> _Stated task_:
Go through the entries one line at a time, and gather every line that has the word "Markets".

++++ Provided data ++++

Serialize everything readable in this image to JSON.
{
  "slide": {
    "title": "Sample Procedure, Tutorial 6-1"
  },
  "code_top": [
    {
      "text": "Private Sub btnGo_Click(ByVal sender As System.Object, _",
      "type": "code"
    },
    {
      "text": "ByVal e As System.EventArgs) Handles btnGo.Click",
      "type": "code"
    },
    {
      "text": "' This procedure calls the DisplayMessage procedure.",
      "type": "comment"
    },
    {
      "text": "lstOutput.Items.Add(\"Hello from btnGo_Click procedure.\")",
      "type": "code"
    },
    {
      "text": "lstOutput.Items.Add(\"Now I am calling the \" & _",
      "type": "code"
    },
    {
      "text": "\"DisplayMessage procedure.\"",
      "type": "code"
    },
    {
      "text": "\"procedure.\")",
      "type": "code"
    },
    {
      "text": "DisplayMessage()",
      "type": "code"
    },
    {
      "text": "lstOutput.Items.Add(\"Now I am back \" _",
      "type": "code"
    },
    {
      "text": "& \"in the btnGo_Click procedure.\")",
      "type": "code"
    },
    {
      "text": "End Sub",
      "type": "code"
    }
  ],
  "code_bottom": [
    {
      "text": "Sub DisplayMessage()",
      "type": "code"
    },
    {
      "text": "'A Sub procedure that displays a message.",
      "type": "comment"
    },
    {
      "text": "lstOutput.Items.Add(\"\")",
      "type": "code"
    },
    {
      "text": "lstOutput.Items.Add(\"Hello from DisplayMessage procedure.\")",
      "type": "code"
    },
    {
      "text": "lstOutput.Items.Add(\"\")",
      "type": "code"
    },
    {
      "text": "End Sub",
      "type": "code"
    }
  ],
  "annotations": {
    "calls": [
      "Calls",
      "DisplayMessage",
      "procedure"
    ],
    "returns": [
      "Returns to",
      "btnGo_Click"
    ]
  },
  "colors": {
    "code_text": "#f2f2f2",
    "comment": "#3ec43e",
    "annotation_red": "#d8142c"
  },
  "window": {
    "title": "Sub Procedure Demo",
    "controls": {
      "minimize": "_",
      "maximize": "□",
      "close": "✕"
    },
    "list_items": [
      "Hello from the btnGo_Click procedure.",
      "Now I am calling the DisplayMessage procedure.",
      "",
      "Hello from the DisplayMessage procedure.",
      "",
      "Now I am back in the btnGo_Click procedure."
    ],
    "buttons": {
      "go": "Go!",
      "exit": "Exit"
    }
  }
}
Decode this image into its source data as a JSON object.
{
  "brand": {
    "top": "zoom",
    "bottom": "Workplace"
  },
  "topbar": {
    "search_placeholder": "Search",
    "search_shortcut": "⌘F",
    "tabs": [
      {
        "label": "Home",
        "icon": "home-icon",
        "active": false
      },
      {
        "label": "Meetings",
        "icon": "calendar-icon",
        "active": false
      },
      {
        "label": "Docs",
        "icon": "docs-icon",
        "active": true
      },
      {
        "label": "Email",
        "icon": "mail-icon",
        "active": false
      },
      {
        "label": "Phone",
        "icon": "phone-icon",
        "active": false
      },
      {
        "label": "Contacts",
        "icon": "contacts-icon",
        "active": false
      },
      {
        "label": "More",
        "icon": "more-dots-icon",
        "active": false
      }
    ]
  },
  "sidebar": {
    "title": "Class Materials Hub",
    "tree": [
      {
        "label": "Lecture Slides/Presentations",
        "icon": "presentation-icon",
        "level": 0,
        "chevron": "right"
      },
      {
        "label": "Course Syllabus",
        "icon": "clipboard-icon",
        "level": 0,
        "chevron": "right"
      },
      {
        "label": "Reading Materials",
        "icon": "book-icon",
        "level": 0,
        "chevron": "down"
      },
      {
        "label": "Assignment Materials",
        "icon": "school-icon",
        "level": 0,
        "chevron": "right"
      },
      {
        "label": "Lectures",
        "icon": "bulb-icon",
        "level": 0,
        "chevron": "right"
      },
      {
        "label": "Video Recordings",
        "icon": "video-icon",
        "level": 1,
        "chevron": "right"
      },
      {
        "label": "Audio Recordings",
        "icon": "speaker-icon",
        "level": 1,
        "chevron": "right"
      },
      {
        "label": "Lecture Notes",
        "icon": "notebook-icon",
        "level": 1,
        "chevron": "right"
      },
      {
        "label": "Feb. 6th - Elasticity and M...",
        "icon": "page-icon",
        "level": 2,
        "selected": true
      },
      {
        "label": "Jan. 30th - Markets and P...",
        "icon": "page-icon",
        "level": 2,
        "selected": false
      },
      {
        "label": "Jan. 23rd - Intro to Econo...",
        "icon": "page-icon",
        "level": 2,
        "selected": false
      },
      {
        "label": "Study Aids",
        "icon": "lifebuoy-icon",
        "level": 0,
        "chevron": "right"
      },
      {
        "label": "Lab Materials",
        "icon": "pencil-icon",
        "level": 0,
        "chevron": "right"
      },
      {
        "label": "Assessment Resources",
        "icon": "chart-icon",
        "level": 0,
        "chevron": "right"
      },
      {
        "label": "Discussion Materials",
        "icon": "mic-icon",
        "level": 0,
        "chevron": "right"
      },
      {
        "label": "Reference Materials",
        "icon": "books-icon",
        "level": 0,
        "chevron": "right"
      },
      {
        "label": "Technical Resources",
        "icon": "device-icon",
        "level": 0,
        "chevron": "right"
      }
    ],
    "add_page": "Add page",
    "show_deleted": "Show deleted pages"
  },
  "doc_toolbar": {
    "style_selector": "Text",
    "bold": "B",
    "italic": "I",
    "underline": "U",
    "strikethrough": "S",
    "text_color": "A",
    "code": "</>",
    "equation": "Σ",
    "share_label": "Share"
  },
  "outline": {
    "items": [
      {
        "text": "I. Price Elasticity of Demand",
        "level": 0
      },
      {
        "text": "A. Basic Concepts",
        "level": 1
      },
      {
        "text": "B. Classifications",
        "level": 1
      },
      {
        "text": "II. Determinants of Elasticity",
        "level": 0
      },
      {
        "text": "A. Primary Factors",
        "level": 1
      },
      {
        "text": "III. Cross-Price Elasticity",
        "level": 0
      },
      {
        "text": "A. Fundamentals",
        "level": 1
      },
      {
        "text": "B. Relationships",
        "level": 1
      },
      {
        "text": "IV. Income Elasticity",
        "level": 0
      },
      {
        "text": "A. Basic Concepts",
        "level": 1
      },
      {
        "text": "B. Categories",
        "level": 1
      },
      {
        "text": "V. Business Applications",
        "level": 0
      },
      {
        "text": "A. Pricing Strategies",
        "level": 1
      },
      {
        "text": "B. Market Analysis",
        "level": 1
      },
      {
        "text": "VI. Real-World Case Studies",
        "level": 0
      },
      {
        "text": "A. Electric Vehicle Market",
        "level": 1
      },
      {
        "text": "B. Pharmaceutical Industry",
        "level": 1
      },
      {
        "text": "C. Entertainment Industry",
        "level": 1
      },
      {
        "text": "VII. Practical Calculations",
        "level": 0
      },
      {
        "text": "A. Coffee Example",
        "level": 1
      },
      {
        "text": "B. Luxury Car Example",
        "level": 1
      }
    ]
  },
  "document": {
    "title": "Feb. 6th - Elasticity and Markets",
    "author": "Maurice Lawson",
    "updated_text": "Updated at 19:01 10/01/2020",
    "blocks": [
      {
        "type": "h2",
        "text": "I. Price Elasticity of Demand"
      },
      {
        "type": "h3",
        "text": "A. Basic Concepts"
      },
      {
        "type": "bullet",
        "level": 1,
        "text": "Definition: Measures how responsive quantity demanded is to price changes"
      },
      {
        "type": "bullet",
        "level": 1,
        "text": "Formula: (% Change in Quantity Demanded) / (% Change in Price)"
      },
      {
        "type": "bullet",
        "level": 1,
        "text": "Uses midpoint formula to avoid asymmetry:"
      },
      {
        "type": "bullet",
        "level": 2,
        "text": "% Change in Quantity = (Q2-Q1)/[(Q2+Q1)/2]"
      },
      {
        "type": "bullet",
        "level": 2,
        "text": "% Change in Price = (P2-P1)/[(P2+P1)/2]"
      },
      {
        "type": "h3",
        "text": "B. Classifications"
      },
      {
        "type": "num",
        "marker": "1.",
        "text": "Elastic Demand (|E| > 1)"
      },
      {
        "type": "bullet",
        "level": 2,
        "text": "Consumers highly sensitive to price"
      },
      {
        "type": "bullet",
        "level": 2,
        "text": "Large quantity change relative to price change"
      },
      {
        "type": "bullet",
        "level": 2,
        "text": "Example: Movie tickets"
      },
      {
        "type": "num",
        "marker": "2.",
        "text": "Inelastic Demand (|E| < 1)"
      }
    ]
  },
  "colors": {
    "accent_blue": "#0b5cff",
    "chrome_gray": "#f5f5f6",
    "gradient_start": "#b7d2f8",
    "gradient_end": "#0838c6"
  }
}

++++

> _Answer to the exercise_:
        "label": "Jan. 30th - Markets and P...",
    "title": "Feb. 6th - Elasticity and Markets",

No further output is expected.